Data entries:

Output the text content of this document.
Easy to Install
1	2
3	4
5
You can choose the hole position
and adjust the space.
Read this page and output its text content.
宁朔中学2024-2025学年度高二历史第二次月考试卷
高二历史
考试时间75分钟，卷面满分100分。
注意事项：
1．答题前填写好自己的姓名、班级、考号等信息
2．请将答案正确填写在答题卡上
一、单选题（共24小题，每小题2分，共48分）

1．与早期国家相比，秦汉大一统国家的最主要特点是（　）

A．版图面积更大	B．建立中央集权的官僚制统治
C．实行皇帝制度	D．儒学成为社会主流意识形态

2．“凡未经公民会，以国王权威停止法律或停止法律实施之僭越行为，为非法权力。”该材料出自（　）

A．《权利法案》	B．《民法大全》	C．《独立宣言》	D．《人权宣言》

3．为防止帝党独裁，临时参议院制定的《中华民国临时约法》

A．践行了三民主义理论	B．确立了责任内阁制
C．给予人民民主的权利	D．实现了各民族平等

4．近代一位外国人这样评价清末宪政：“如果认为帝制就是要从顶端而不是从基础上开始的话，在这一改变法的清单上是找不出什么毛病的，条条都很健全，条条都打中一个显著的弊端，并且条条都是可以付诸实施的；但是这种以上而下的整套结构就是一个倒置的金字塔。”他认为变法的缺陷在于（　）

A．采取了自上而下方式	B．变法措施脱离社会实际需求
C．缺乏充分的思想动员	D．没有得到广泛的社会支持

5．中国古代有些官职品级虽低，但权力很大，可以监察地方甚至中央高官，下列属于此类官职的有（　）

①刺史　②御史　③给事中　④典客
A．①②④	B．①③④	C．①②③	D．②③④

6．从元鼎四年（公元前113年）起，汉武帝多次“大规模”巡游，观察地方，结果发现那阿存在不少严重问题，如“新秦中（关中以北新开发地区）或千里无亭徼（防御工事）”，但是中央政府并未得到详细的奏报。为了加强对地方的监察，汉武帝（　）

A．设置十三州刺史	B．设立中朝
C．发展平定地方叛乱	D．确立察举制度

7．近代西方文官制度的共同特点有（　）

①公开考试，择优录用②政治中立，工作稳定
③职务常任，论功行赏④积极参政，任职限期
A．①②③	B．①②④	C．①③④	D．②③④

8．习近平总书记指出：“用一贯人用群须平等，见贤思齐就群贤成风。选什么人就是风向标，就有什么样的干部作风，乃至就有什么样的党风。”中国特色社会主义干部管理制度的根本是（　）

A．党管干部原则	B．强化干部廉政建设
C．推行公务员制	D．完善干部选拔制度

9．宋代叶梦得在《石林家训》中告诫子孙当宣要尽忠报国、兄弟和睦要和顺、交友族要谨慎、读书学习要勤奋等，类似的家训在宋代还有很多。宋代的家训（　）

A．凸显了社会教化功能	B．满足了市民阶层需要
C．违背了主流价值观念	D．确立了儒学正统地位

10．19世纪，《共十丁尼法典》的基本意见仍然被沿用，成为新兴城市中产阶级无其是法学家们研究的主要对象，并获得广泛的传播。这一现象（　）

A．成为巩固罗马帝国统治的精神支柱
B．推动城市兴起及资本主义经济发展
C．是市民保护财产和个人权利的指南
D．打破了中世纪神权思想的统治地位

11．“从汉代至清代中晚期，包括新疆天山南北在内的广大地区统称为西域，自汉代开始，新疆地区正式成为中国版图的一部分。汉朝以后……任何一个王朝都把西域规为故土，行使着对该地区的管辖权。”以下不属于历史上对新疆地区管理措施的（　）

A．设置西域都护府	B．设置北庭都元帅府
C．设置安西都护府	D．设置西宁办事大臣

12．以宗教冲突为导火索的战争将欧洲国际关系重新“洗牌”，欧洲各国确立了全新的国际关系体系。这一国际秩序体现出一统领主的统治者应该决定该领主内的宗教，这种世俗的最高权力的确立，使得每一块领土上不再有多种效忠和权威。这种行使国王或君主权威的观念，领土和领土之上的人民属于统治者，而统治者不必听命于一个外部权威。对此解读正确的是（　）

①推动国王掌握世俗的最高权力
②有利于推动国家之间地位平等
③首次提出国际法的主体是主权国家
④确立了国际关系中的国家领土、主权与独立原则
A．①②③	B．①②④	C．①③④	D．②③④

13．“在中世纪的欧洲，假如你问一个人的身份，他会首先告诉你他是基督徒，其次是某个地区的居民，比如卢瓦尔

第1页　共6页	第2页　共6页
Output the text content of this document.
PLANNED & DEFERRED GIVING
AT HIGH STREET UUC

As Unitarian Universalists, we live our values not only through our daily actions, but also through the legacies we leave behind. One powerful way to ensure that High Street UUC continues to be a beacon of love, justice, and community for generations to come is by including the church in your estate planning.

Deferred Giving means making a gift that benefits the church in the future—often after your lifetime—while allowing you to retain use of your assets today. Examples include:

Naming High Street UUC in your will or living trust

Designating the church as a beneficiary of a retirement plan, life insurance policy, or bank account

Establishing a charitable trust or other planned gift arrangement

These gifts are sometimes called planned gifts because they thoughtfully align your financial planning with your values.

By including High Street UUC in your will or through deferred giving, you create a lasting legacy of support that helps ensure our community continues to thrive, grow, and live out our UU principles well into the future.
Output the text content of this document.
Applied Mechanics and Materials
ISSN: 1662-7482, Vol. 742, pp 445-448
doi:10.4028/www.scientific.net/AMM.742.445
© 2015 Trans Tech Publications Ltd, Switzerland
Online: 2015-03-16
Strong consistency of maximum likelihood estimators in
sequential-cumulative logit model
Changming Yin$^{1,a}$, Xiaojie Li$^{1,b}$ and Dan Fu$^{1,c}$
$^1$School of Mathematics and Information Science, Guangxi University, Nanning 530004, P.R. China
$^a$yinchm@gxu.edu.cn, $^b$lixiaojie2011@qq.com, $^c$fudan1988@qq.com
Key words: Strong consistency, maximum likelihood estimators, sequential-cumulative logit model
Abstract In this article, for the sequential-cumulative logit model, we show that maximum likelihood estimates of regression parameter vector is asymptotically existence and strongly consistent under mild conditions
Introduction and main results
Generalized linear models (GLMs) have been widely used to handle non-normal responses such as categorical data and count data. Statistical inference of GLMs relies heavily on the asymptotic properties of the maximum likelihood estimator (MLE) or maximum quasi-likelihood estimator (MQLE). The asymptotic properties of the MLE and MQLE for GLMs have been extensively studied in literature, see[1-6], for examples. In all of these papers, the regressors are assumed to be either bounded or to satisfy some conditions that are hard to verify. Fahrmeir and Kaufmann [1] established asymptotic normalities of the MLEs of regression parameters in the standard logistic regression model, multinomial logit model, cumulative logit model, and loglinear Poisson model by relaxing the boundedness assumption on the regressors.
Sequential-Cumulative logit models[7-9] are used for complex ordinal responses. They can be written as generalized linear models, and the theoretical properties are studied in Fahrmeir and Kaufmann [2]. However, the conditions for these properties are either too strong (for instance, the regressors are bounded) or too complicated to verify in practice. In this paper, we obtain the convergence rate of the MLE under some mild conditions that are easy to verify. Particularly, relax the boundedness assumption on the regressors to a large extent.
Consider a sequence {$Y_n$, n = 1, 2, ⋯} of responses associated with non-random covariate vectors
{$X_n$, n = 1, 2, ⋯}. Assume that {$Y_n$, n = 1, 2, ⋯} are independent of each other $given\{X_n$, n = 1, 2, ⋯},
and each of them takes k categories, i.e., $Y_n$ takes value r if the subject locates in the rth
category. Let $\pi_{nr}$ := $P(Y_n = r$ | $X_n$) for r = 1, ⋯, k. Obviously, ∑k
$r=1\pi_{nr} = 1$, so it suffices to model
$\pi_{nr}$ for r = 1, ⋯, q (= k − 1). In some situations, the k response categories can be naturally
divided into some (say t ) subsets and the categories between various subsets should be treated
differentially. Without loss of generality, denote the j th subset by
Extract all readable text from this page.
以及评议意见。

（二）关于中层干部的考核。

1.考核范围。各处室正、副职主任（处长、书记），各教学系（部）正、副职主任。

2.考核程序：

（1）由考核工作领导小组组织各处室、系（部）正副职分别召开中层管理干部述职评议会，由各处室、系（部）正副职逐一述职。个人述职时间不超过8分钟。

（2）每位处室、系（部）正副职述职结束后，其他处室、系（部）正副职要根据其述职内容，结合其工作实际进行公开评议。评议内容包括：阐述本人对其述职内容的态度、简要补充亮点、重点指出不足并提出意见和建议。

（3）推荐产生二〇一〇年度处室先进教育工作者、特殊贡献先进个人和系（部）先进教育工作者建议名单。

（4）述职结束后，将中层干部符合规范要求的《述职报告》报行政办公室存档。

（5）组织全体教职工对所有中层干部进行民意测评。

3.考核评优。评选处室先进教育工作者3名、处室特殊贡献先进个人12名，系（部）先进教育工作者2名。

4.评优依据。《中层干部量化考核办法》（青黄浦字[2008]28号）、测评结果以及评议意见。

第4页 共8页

**STATED TASK**
Pull out every line of the records above that contains the word "trust".

**ANSWER TO THE TASK**
Naming High Street UUC in your will or living trust
Establishing a charitable trust or other planned gift arrangement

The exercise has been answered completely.